* _REQUIRED TASK_
Tally each line where the word "Dollar" occurs, then give only the total.

* _DATA SHOWN_

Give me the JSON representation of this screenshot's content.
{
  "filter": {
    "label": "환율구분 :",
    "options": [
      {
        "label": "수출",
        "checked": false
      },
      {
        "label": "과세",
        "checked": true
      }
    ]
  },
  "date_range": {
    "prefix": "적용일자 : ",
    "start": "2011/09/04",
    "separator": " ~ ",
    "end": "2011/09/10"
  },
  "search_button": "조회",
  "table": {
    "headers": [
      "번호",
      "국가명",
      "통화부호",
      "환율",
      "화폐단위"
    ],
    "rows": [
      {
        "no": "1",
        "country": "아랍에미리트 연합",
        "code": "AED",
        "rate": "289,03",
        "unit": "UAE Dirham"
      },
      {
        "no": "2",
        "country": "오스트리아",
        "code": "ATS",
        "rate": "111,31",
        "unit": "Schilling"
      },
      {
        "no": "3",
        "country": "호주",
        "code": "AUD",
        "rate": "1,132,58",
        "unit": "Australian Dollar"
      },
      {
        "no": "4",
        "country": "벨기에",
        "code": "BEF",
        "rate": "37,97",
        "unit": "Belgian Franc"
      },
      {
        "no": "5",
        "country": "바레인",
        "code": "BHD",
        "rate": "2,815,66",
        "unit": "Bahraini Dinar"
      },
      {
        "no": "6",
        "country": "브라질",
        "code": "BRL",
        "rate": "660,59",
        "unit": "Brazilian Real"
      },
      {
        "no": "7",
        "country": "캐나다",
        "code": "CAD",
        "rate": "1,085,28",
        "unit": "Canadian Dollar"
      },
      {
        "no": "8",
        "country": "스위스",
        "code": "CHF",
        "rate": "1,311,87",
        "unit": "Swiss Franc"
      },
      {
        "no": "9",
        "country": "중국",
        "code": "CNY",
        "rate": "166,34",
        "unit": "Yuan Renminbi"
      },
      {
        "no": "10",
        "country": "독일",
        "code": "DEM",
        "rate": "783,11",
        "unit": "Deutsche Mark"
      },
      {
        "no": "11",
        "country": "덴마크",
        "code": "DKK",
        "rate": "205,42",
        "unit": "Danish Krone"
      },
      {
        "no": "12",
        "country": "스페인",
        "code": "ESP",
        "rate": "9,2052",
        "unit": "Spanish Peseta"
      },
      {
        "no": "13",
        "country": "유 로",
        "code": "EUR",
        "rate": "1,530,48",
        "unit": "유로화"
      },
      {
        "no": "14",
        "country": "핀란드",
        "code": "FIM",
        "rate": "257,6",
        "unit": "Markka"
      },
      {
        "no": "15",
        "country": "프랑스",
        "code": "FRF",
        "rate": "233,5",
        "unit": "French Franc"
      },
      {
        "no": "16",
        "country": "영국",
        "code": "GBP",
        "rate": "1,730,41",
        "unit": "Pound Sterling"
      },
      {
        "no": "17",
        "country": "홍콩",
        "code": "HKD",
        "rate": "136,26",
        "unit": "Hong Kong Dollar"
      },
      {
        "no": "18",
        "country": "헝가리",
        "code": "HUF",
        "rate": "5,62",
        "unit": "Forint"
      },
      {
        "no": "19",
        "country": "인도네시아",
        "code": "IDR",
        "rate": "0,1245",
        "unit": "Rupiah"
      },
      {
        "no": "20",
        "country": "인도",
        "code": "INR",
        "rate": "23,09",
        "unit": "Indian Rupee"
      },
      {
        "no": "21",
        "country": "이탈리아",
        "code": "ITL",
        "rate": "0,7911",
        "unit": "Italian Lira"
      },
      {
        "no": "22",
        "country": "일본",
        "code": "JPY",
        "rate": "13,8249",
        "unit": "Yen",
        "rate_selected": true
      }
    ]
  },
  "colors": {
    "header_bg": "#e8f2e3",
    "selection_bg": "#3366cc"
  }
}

* _SOLUTION TO THIS PROBLEM_
3